● Requirement
Give a verbatim repeat of the lines that run from the line containing "Read all visible content and emit it as JSON." to the end of the data below.

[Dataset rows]
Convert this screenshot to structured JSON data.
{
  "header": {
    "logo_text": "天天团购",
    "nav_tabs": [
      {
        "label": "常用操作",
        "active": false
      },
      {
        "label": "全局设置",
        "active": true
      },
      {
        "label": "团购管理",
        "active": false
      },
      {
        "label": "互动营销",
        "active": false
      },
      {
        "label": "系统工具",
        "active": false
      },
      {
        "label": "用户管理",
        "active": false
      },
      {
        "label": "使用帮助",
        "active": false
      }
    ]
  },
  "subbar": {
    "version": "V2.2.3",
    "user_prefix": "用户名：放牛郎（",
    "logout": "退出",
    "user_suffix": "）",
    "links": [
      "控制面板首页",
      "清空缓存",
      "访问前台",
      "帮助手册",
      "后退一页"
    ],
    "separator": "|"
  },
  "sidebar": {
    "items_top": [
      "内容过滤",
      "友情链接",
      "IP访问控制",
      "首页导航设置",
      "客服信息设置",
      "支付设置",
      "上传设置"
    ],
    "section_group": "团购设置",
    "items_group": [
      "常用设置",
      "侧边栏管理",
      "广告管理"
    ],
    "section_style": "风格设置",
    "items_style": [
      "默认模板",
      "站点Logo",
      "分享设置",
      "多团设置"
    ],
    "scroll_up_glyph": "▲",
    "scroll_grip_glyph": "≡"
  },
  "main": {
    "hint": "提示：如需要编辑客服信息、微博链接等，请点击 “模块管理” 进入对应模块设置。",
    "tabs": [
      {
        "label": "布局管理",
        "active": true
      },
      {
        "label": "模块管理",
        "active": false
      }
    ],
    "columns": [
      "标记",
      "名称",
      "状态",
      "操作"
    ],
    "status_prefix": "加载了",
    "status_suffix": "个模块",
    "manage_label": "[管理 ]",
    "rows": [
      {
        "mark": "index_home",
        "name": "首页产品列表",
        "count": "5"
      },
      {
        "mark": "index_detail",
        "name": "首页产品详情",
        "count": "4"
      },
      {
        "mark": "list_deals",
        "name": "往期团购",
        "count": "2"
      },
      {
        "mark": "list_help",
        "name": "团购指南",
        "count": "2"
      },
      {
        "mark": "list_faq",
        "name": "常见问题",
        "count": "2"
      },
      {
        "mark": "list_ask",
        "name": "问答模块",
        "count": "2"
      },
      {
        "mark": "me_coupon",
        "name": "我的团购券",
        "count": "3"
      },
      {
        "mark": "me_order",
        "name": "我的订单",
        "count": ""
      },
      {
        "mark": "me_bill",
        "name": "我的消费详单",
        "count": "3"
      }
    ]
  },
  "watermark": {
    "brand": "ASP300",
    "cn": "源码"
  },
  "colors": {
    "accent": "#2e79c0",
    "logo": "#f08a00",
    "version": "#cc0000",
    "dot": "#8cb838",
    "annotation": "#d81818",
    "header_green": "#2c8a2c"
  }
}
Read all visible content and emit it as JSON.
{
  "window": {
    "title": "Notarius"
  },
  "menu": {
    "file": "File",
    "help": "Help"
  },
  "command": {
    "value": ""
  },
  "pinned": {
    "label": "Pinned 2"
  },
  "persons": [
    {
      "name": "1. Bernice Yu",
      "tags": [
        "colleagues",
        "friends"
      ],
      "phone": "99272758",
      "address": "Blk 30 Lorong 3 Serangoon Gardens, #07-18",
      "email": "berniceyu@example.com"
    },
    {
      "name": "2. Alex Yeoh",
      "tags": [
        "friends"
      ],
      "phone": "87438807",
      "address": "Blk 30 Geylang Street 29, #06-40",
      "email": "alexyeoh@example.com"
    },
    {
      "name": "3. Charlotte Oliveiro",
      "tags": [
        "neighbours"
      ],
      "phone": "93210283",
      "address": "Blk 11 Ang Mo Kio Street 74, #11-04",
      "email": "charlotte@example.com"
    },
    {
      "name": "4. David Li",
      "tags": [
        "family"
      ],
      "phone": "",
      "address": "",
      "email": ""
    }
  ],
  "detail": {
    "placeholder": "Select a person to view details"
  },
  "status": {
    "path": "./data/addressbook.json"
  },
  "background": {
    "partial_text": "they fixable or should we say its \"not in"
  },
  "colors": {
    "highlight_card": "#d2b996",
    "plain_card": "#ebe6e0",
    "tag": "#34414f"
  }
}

● Response to this task
Read all visible content and emit it as JSON.
{
  "window": {
    "title": "Notarius"
  },
  "menu": {
    "file": "File",
    "help": "Help"
  },
  "command": {
    "value": ""
  },
  "pinned": {
    "label": "Pinned 2"
  },
  "persons": [
    {
      "name": "1. Bernice Yu",
      "tags": [
        "colleagues",
        "friends"
      ],
      "phone": "99272758",
      "address": "Blk 30 Lorong 3 Serangoon Gardens, #07-18",
      "email": "berniceyu@example.com"
    },
    {
      "name": "2. Alex Yeoh",
      "tags": [
        "friends"
      ],
      "phone": "87438807",
      "address": "Blk 30 Geylang Street 29, #06-40",
      "email": "alexyeoh@example.com"
    },
    {
      "name": "3. Charlotte Oliveiro",
      "tags": [
        "neighbours"
      ],
      "phone": "93210283",
      "address": "Blk 11 Ang Mo Kio Street 74, #11-04",
      "email": "charlotte@example.com"
    },
    {
      "name": "4. David Li",
      "tags": [
        "family"
      ],
      "phone": "",
      "address": "",
      "email": ""
    }
  ],
  "detail": {
    "placeholder": "Select a person to view details"
  },
  "status": {
    "path": "./data/addressbook.json"
  },
  "background": {
    "partial_text": "they fixable or should we say its \"not in"
  },
  "colors": {
    "highlight_card": "#d2b996",
    "plain_card": "#ebe6e0",
    "tag": "#34414f"
  }
}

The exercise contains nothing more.